Exercise brief: Output the records exactly. Include every line.

Stored data entries

┄┄┄┄┄┄┄┄┄┄

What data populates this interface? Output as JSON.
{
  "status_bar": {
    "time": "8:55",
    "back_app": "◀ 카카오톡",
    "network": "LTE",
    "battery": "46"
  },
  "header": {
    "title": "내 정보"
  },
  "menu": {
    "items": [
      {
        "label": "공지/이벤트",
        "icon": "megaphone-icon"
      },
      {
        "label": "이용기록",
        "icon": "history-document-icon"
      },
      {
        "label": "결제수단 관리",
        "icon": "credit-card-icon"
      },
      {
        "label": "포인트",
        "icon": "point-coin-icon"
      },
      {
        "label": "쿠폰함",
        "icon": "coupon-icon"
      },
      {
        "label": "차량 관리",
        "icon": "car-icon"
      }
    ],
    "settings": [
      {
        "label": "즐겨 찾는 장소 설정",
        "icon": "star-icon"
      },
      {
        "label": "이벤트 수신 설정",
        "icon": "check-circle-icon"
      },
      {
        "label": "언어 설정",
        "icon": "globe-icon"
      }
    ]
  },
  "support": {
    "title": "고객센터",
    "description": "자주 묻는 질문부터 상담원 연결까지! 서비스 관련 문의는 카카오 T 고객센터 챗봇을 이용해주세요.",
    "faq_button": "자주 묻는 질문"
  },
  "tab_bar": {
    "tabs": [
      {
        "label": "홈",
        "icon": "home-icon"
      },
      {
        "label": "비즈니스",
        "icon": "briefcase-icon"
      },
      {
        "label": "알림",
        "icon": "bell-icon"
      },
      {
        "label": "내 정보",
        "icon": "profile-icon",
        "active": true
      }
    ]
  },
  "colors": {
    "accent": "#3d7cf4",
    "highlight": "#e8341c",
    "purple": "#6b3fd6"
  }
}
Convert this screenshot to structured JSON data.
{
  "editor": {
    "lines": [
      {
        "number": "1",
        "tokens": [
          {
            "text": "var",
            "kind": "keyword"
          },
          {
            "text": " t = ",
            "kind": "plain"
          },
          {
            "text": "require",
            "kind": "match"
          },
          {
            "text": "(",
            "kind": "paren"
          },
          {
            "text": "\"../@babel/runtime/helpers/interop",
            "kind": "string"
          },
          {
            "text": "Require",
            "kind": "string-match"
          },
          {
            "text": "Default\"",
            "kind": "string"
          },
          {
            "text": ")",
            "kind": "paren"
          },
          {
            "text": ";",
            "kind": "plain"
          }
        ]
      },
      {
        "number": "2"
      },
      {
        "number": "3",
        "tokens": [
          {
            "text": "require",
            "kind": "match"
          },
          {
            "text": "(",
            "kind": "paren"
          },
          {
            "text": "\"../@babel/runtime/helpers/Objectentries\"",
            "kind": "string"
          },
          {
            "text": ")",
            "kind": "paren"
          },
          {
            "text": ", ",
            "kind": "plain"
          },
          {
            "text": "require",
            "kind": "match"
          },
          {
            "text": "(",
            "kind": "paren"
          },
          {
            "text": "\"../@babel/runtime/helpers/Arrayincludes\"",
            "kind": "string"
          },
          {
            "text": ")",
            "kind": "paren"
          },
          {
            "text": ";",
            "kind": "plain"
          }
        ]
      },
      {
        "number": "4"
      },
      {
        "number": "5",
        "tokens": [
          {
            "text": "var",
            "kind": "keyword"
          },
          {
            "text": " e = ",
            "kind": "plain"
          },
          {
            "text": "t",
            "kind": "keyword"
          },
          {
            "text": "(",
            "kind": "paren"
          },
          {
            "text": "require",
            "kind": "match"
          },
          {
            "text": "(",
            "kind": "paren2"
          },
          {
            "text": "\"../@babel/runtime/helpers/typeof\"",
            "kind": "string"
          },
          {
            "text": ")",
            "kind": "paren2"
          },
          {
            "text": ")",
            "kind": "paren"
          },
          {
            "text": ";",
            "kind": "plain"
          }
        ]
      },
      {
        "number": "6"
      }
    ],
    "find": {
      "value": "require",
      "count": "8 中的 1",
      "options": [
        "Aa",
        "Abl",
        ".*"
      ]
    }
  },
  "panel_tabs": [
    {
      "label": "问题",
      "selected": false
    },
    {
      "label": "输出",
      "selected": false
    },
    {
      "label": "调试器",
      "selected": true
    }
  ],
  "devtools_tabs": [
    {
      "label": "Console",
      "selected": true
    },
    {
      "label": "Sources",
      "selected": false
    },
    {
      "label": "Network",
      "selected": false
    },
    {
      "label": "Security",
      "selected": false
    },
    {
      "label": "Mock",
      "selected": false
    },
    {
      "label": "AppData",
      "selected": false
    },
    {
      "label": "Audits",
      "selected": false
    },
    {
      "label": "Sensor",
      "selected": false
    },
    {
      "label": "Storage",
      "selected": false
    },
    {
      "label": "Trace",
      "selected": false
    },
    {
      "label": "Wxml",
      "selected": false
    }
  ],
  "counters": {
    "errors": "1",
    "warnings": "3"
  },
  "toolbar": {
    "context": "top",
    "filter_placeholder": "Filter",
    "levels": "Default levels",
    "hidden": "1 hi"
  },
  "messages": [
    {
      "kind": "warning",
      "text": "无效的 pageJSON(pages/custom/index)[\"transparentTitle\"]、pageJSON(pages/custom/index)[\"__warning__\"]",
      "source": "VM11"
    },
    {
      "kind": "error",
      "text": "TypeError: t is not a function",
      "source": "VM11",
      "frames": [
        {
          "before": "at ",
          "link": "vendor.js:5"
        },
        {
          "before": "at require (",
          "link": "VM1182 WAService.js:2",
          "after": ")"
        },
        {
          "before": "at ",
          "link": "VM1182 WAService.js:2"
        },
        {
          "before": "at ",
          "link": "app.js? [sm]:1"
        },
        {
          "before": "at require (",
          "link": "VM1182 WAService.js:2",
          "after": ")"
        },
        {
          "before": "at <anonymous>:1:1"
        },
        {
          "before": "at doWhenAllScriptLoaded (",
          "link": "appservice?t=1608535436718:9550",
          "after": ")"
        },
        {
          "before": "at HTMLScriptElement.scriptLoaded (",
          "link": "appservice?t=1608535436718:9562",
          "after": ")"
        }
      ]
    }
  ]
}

┄┄┄┄┄┄┄┄┄┄

Task response:
What data populates this interface? Output as JSON.
{
  "status_bar": {
    "time": "8:55",
    "back_app": "◀ 카카오톡",
    "network": "LTE",
    "battery": "46"
  },
  "header": {
    "title": "내 정보"
  },
  "menu": {
    "items": [
      {
        "label": "공지/이벤트",
        "icon": "megaphone-icon"
      },
      {
        "label": "이용기록",
        "icon": "history-document-icon"
      },
      {
        "label": "결제수단 관리",
        "icon": "credit-card-icon"
      },
      {
        "label": "포인트",
        "icon": "point-coin-icon"
      },
      {
        "label": "쿠폰함",
        "icon": "coupon-icon"
      },
      {
        "label": "차량 관리",
        "icon": "car-icon"
      }
    ],
    "settings": [
      {
        "label": "즐겨 찾는 장소 설정",
        "icon": "star-icon"
      },
      {
        "label": "이벤트 수신 설정",
        "icon": "check-circle-icon"
      },
      {
        "label": "언어 설정",
        "icon": "globe-icon"
      }
    ]
  },
  "support": {
    "title": "고객센터",
    "description": "자주 묻는 질문부터 상담원 연결까지! 서비스 관련 문의는 카카오 T 고객센터 챗봇을 이용해주세요.",
    "faq_button": "자주 묻는 질문"
  },
  "tab_bar": {
    "tabs": [
      {
        "label": "홈",
        "icon": "home-icon"
      },
      {
        "label": "비즈니스",
        "icon": "briefcase-icon"
      },
      {
        "label": "알림",
        "icon": "bell-icon"
      },
      {
        "label": "내 정보",
        "icon": "profile-icon",
        "active": true
      }
    ]
  },
  "colors": {
    "accent": "#3d7cf4",
    "highlight": "#e8341c",
    "purple": "#6b3fd6"
  }
}
Convert this screenshot to structured JSON data.
{
  "editor": {
    "lines": [
      {
        "number": "1",
        "tokens": [
          {
            "text": "var",
            "kind": "keyword"
          },
          {
            "text": " t = ",
            "kind": "plain"
          },
          {
            "text": "require",
            "kind": "match"
          },
          {
            "text": "(",
            "kind": "paren"
          },
          {
            "text": "\"../@babel/runtime/helpers/interop",
            "kind": "string"
          },
          {
            "text": "Require",
            "kind": "string-match"
          },
          {
            "text": "Default\"",
            "kind": "string"
          },
          {
            "text": ")",
            "kind": "paren"
          },
          {
            "text": ";",
            "kind": "plain"
          }
        ]
      },
      {
        "number": "2"
      },
      {
        "number": "3",
        "tokens": [
          {
            "text": "require",
            "kind": "match"
          },
          {
            "text": "(",
            "kind": "paren"
          },
          {
            "text": "\"../@babel/runtime/helpers/Objectentries\"",
            "kind": "string"
          },
          {
            "text": ")",
            "kind": "paren"
          },
          {
            "text": ", ",
            "kind": "plain"
          },
          {
            "text": "require",
            "kind": "match"
          },
          {
            "text": "(",
            "kind": "paren"
          },
          {
            "text": "\"../@babel/runtime/helpers/Arrayincludes\"",
            "kind": "string"
          },
          {
            "text": ")",
            "kind": "paren"
          },
          {
            "text": ";",
            "kind": "plain"
          }
        ]
      },
      {
        "number": "4"
      },
      {
        "number": "5",
        "tokens": [
          {
            "text": "var",
            "kind": "keyword"
          },
          {
            "text": " e = ",
            "kind": "plain"
          },
          {
            "text": "t",
            "kind": "keyword"
          },
          {
            "text": "(",
            "kind": "paren"
          },
          {
            "text": "require",
            "kind": "match"
          },
          {
            "text": "(",
            "kind": "paren2"
          },
          {
            "text": "\"../@babel/runtime/helpers/typeof\"",
            "kind": "string"
          },
          {
            "text": ")",
            "kind": "paren2"
          },
          {
            "text": ")",
            "kind": "paren"
          },
          {
            "text": ";",
            "kind": "plain"
          }
        ]
      },
      {
        "number": "6"
      }
    ],
    "find": {
      "value": "require",
      "count": "8 中的 1",
      "options": [
        "Aa",
        "Abl",
        ".*"
      ]
    }
  },
  "panel_tabs": [
    {
      "label": "问题",
      "selected": false
    },
    {
      "label": "输出",
      "selected": false
    },
    {
      "label": "调试器",
      "selected": true
    }
  ],
  "devtools_tabs": [
    {
      "label": "Console",
      "selected": true
    },
    {
      "label": "Sources",
      "selected": false
    },
    {
      "label": "Network",
      "selected": false
    },
    {
      "label": "Security",
      "selected": false
    },
    {
      "label": "Mock",
      "selected": false
    },
    {
      "label": "AppData",
      "selected": false
    },
    {
      "label": "Audits",
      "selected": false
    },
    {
      "label": "Sensor",
      "selected": false
    },
    {
      "label": "Storage",
      "selected": false
    },
    {
      "label": "Trace",
      "selected": false
    },
    {
      "label": "Wxml",
      "selected": false
    }
  ],
  "counters": {
    "errors": "1",
    "warnings": "3"
  },
  "toolbar": {
    "context": "top",
    "filter_placeholder": "Filter",
    "levels": "Default levels",
    "hidden": "1 hi"
  },
  "messages": [
    {
      "kind": "warning",
      "text": "无效的 pageJSON(pages/custom/index)[\"transparentTitle\"]、pageJSON(pages/custom/index)[\"__warning__\"]",
      "source": "VM11"
    },
    {
      "kind": "error",
      "text": "TypeError: t is not a function",
      "source": "VM11",
      "frames": [
        {
          "before": "at ",
          "link": "vendor.js:5"
        },
        {
          "before": "at require (",
          "link": "VM1182 WAService.js:2",
          "after": ")"
        },
        {
          "before": "at ",
          "link": "VM1182 WAService.js:2"
        },
        {
          "before": "at ",
          "link": "app.js? [sm]:1"
        },
        {
          "before": "at require (",
          "link": "VM1182 WAService.js:2",
          "after": ")"
        },
        {
          "before": "at <anonymous>:1:1"
        },
        {
          "before": "at doWhenAllScriptLoaded (",
          "link": "appservice?t=1608535436718:9550",
          "after": ")"
        },
        {
          "before": "at HTMLScriptElement.scriptLoaded (",
          "link": "appservice?t=1608535436718:9562",
          "after": ")"
        }
      ]
    }
  ]
}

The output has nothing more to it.